** START OF Dataset extract **

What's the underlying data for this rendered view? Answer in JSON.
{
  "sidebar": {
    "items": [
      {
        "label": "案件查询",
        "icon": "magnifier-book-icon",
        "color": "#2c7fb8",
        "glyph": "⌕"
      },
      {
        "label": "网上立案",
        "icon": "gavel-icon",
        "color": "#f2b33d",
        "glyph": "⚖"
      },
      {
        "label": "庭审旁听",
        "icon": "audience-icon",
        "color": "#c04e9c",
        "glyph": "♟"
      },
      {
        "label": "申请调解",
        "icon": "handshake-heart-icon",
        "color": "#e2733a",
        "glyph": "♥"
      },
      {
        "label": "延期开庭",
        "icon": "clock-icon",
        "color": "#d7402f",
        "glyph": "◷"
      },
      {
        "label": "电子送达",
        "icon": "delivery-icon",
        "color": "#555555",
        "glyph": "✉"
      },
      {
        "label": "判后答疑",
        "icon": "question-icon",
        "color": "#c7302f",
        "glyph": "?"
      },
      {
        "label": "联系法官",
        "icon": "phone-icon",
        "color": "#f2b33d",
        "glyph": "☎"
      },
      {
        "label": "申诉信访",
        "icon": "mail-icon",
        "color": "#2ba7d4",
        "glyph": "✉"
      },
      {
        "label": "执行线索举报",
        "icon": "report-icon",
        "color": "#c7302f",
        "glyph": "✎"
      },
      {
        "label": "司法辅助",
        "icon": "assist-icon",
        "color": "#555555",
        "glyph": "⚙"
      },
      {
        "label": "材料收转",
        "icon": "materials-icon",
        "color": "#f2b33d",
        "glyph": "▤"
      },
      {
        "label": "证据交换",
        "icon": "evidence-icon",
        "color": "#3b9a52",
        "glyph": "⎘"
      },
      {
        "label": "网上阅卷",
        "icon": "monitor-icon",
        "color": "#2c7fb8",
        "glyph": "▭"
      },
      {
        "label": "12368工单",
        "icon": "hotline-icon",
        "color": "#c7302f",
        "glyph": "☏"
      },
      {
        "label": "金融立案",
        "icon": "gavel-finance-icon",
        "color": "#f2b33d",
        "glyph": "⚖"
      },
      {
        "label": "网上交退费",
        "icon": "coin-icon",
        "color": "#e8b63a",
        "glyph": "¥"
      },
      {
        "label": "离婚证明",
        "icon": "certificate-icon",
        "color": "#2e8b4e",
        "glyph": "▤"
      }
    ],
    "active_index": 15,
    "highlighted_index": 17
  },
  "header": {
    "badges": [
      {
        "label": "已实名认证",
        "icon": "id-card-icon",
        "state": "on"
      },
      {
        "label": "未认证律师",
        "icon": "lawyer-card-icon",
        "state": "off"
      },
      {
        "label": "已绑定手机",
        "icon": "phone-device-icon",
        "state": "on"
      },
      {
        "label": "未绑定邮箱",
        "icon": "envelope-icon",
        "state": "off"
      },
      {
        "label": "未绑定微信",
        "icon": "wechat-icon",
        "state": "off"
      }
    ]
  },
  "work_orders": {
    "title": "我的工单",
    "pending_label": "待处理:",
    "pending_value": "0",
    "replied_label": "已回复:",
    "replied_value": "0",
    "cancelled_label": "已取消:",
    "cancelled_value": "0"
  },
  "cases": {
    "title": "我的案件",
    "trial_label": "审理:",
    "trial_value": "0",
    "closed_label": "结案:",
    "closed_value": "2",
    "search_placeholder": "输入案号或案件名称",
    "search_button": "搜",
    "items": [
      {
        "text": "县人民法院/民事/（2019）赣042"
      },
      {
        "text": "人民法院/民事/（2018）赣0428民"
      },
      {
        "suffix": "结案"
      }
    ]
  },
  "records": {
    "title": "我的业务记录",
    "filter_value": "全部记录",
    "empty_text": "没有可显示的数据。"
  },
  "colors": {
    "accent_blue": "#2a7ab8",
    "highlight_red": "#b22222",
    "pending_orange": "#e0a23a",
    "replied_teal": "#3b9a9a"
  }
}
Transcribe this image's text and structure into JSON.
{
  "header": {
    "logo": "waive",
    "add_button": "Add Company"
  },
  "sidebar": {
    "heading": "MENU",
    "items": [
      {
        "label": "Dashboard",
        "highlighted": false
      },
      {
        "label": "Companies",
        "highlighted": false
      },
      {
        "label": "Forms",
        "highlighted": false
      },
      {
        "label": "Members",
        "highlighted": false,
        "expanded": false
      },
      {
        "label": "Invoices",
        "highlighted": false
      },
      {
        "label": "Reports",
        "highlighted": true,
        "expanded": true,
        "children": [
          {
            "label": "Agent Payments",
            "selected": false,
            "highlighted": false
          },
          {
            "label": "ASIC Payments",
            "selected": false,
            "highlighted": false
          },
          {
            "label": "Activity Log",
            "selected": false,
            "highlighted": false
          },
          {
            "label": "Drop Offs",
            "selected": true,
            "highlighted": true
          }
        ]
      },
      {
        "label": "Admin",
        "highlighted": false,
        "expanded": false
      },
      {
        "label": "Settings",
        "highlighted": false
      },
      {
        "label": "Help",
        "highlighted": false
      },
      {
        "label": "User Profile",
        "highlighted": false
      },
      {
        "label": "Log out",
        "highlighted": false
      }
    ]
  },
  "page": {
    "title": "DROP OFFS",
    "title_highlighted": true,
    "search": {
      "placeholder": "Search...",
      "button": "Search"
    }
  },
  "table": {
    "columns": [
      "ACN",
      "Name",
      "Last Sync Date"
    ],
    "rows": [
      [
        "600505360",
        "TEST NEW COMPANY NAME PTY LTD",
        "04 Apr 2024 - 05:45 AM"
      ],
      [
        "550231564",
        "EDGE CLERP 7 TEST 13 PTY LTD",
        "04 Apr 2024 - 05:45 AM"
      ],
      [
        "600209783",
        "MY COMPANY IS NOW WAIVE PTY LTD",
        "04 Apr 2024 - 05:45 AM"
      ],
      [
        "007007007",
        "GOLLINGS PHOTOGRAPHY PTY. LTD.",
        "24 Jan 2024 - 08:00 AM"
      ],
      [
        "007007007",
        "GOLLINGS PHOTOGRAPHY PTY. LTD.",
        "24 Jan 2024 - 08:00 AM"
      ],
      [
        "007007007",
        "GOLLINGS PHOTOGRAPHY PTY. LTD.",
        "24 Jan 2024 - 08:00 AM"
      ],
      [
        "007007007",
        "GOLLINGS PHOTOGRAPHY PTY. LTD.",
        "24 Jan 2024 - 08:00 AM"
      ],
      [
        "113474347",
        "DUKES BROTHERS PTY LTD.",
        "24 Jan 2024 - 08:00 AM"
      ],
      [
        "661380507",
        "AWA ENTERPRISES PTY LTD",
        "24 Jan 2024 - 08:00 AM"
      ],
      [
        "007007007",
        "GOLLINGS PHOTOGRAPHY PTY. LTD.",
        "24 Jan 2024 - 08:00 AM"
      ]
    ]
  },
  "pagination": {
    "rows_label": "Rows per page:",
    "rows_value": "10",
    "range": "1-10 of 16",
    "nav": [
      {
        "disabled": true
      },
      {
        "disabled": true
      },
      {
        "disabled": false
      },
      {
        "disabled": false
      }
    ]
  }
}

** END OF Dataset extract **

# Problem to solve:
Above is a listing; report how many of its lines include the word "JSON", giving the number only.

# Output of the task:
2